**Material:**
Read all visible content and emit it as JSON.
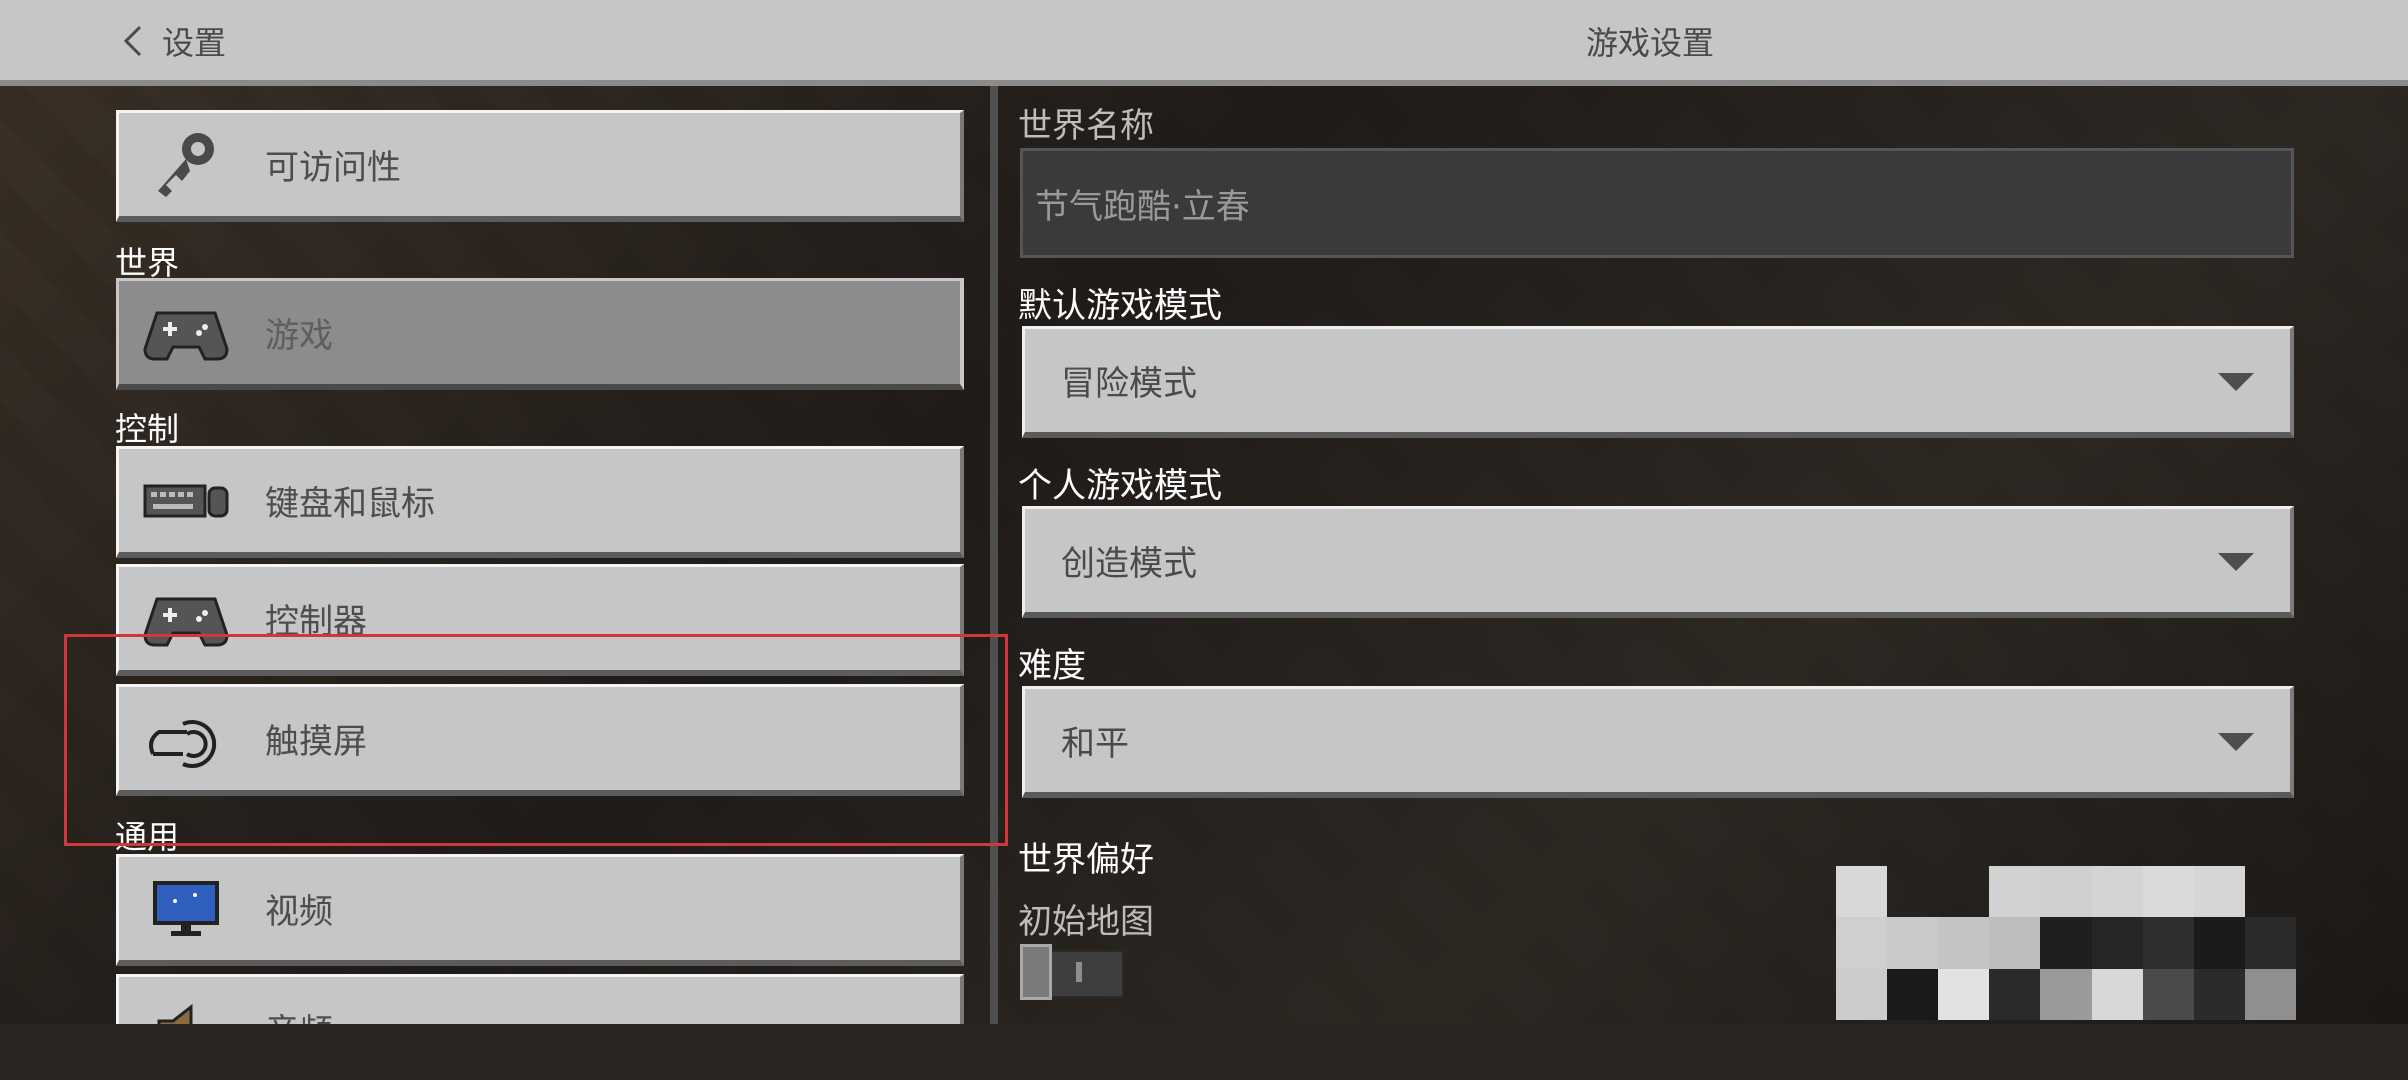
{
  "header": {
    "back_label": "设置",
    "title": "游戏设置"
  },
  "sidebar": {
    "sections": {
      "world": "世界",
      "controls": "控制",
      "general": "通用"
    },
    "items": [
      {
        "label": "可访问性",
        "icon": "key-icon"
      },
      {
        "label": "游戏",
        "icon": "gamepad-icon",
        "selected": true
      },
      {
        "label": "键盘和鼠标",
        "icon": "keyboard-mouse-icon"
      },
      {
        "label": "控制器",
        "icon": "controller-icon"
      },
      {
        "label": "触摸屏",
        "icon": "touch-icon"
      },
      {
        "label": "视频",
        "icon": "monitor-icon"
      },
      {
        "label": "音频",
        "icon": "speaker-icon"
      }
    ]
  },
  "settings": {
    "world_name_label": "世界名称",
    "world_name_value": "节气跑酷·立春",
    "default_mode_label": "默认游戏模式",
    "default_mode_value": "冒险模式",
    "personal_mode_label": "个人游戏模式",
    "personal_mode_value": "创造模式",
    "difficulty_label": "难度",
    "difficulty_value": "和平",
    "world_prefs_label": "世界偏好",
    "starting_map_label": "初始地图",
    "starting_map_enabled": false
  },
  "colors": {
    "panel": "#c6c6c6",
    "selected": "#8c8c8c",
    "highlight": "#d0373c",
    "header": "#c6c6c6"
  }
}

**Requirement:**
Each record should be quoted exactly, with the images omitted.

**The completed task:**
Read all visible content and emit it as JSON.
{
  "header": {
    "back_label": "设置",
    "title": "游戏设置"
  },
  "sidebar": {
    "sections": {
      "world": "世界",
      "controls": "控制",
      "general": "通用"
    },
    "items": [
      {
        "label": "可访问性",
        "icon": "key-icon"
      },
      {
        "label": "游戏",
        "icon": "gamepad-icon",
        "selected": true
      },
      {
        "label": "键盘和鼠标",
        "icon": "keyboard-mouse-icon"
      },
      {
        "label": "控制器",
        "icon": "controller-icon"
      },
      {
        "label": "触摸屏",
        "icon": "touch-icon"
      },
      {
        "label": "视频",
        "icon": "monitor-icon"
      },
      {
        "label": "音频",
        "icon": "speaker-icon"
      }
    ]
  },
  "settings": {
    "world_name_label": "世界名称",
    "world_name_value": "节气跑酷·立春",
    "default_mode_label": "默认游戏模式",
    "default_mode_value": "冒险模式",
    "personal_mode_label": "个人游戏模式",
    "personal_mode_value": "创造模式",
    "difficulty_label": "难度",
    "difficulty_value": "和平",
    "world_prefs_label": "世界偏好",
    "starting_map_label": "初始地图",
    "starting_map_enabled": false
  },
  "colors": {
    "panel": "#c6c6c6",
    "selected": "#8c8c8c",
    "highlight": "#d0373c",
    "header": "#c6c6c6"
  }
}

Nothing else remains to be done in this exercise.